Problem to solve:
Using the material below, copy every line where "this" appears.
## start Data supplied
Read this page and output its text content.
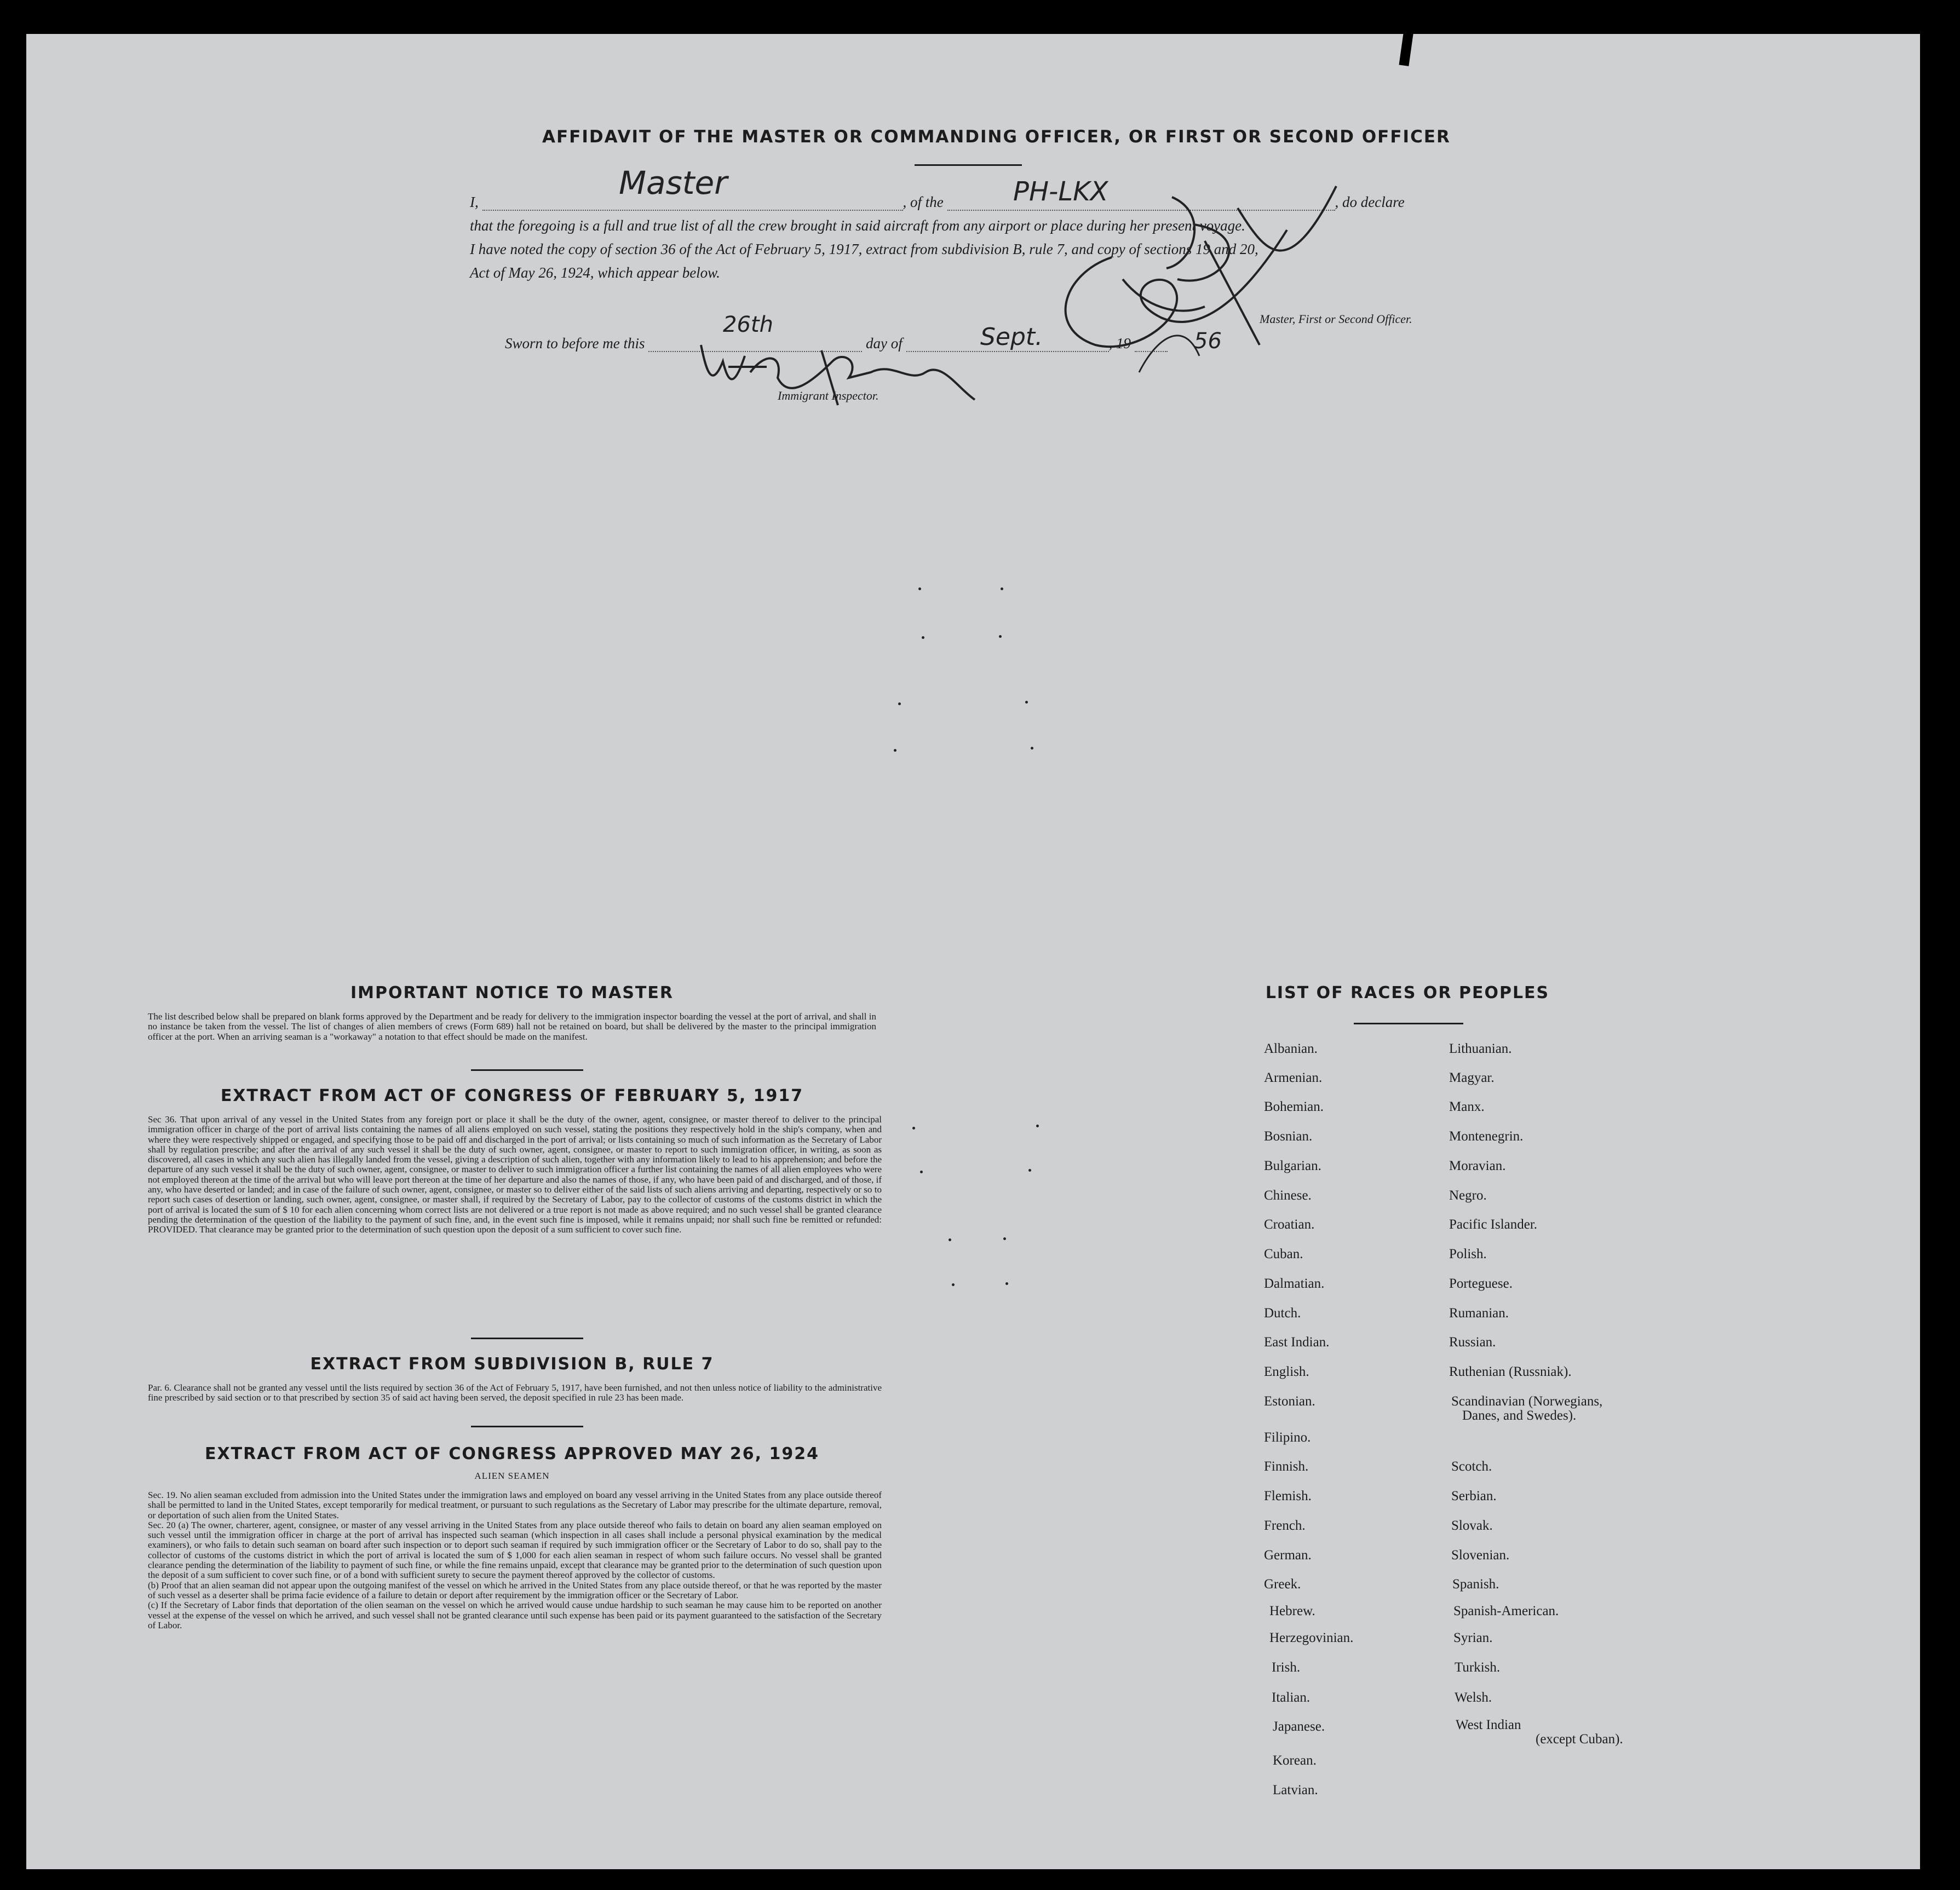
AFFIDAVIT OF THE MASTER OR COMMANDING OFFICER, OR FIRST OR SECOND OFFICER
I,	, of the	, do declare
that the foregoing is a full and true list of all the crew brought in said aircraft from any airport or place during her present voyage.
I have noted the copy of section 36 of the Act of February 5, 1917, extract from subdivision B, rule 7, and copy of sections 19 and 20,
Act of May 26, 1924, which appear below.
Master	PH-LKX
Master, First or Second Officer.
Sworn to before me this	day of	, 19
26th	Sept.	56
Immigrant Inspector.
IMPORTANT NOTICE TO MASTER
The list described below shall be prepared on blank forms approved by the Department and be ready for delivery to the immigration inspector boarding the vessel at the port of arrival, and shall in no instance be taken from the vessel. The list of changes of alien members of crews (Form 689) hall not be retained on board, but shall be delivered by the master to the principal immigration officer at the port. When an arriving seaman is a "workaway" a notation to that effect should be made on the manifest.
EXTRACT FROM ACT OF CONGRESS OF FEBRUARY 5, 1917
Sec 36. That upon arrival of any vessel in the United States from any foreign port or place it shall be the duty of the owner, agent, consignee, or master thereof to deliver to the principal immigration officer in charge of the port of arrival lists containing the names of all aliens employed on such vessel, stating the positions they respectively hold in the ship's company, when and where they were respectively shipped or engaged, and specifying those to be paid off and discharged in the port of arrival; or lists containing so much of such information as the Secretary of Labor shall by regulation prescribe; and after the arrival of any such vessel it shall be the duty of such owner, agent, consignee, or master to report to such immigration officer, in writing, as soon as discovered, all cases in which any such alien has illegally landed from the vessel, giving a description of such alien, together with any information likely to lead to his apprehension; and before the departure of any such vessel it shall be the duty of such owner, agent, consignee, or master to deliver to such immigration officer a further list containing the names of all alien employees who were not employed thereon at the time of the arrival but who will leave port thereon at the time of her departure and also the names of those, if any, who have been paid of and discharged, and of those, if any, who have deserted or landed; and in case of the failure of such owner, agent, consignee, or master so to deliver either of the said lists of such aliens arriving and departing, respectively or so to report such cases of desertion or landing, such owner, agent, consignee, or master shall, if required by the Secretary of Labor, pay to the collector of customs of the customs district in which the port of arrival is located the sum of $ 10 for each alien concerning whom correct lists are not delivered or a true report is not made as above required; and no such vessel shall be granted clearance pending the determination of the question of the liability to the payment of such fine, and, in the event such fine is imposed, while it remains unpaid; nor shall such fine be remitted or refunded: PROVIDED. That clearance may be granted prior to the determination of such question upon the deposit of a sum sufficient to cover such fine.
EXTRACT FROM SUBDIVISION B, RULE 7
Par. 6. Clearance shall not be granted any vessel until the lists required by section 36 of the Act of February 5, 1917, have been furnished, and not then unless notice of liability to the administrative fine prescribed by said section or to that prescribed by section 35 of said act having been served, the deposit specified in rule 23 has been made.
EXTRACT FROM ACT OF CONGRESS APPROVED MAY 26, 1924
ALIEN SEAMEN

Sec. 19. No alien seaman excluded from admission into the United States under the immigration laws and employed on board any vessel arriving in the United States from any place outside thereof shall be permitted to land in the United States, except temporarily for medical treatment, or pursuant to such regulations as the Secretary of Labor may prescribe for the ultimate departure, removal, or deportation of such alien from the United States.

Sec. 20 (a) The owner, charterer, agent, consignee, or master of any vessel arriving in the United States from any place outside thereof who fails to detain on board any alien seaman employed on such vessel until the immigration officer in charge at the port of arrival has inspected such seaman (which inspection in all cases shall include a personal physical examination by the medical examiners), or who fails to detain such seaman on board after such inspection or to deport such seaman if required by such immigration officer or the Secretary of Labor to do so, shall pay to the collector of customs of the customs district in which the port of arrival is located the sum of $ 1,000 for each alien seaman in respect of whom such failure occurs. No vessel shall be granted clearance pending the determination of the liability to payment of such fine, or while the fine remains unpaid, except that clearance may be granted prior to the determination of such question upon the deposit of a sum sufficient to cover such fine, or of a bond with sufficient surety to secure the payment thereof approved by the collector of customs.

(b) Proof that an alien seaman did not appear upon the outgoing manifest of the vessel on which he arrived in the United States from any place outside thereof, or that he was reported by the master of such vessel as a deserter shall be prima facie evidence of a failure to detain or deport after requirement by the immigration officer or the Secretary of Labor.

(c) If the Secretary of Labor finds that deportation of the olien seaman on the vessel on which he arrived would cause undue hardship to such seaman he may cause him to be reported on another vessel at the expense of the vessel on which he arrived, and such vessel shall not be granted clearance until such expense has been paid or its payment guaranteed to the satisfaction of the Secretary of Labor.

LIST OF RACES OR PEOPLES
Albanian.
Armenian.
Bohemian.
Bosnian.
Bulgarian.
Chinese.
Croatian.
Cuban.
Dalmatian.
Dutch.
East Indian.
English.
Estonian.
Filipino.
Finnish.
Flemish.
French.
German.
Greek.
Hebrew.
Herzegovinian.
Irish.
Italian.
Japanese.
Korean.
Latvian.
Lithuanian.
Magyar.
Manx.
Montenegrin.
Moravian.
Negro.
Pacific Islander.
Polish.
Porteguese.
Rumanian.
Russian.
Ruthenian (Russniak).
Scandinavian (Norwegians,
Danes, and Swedes).
Scotch.
Serbian.
Slovak.
Slovenian.
Spanish.
Spanish-American.
Syrian.
Turkish.
Welsh.
West Indian
(except Cuban).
## end Data supplied
Problem solution:
Read this page and output its text content.
Sworn to before me this	day of	, 19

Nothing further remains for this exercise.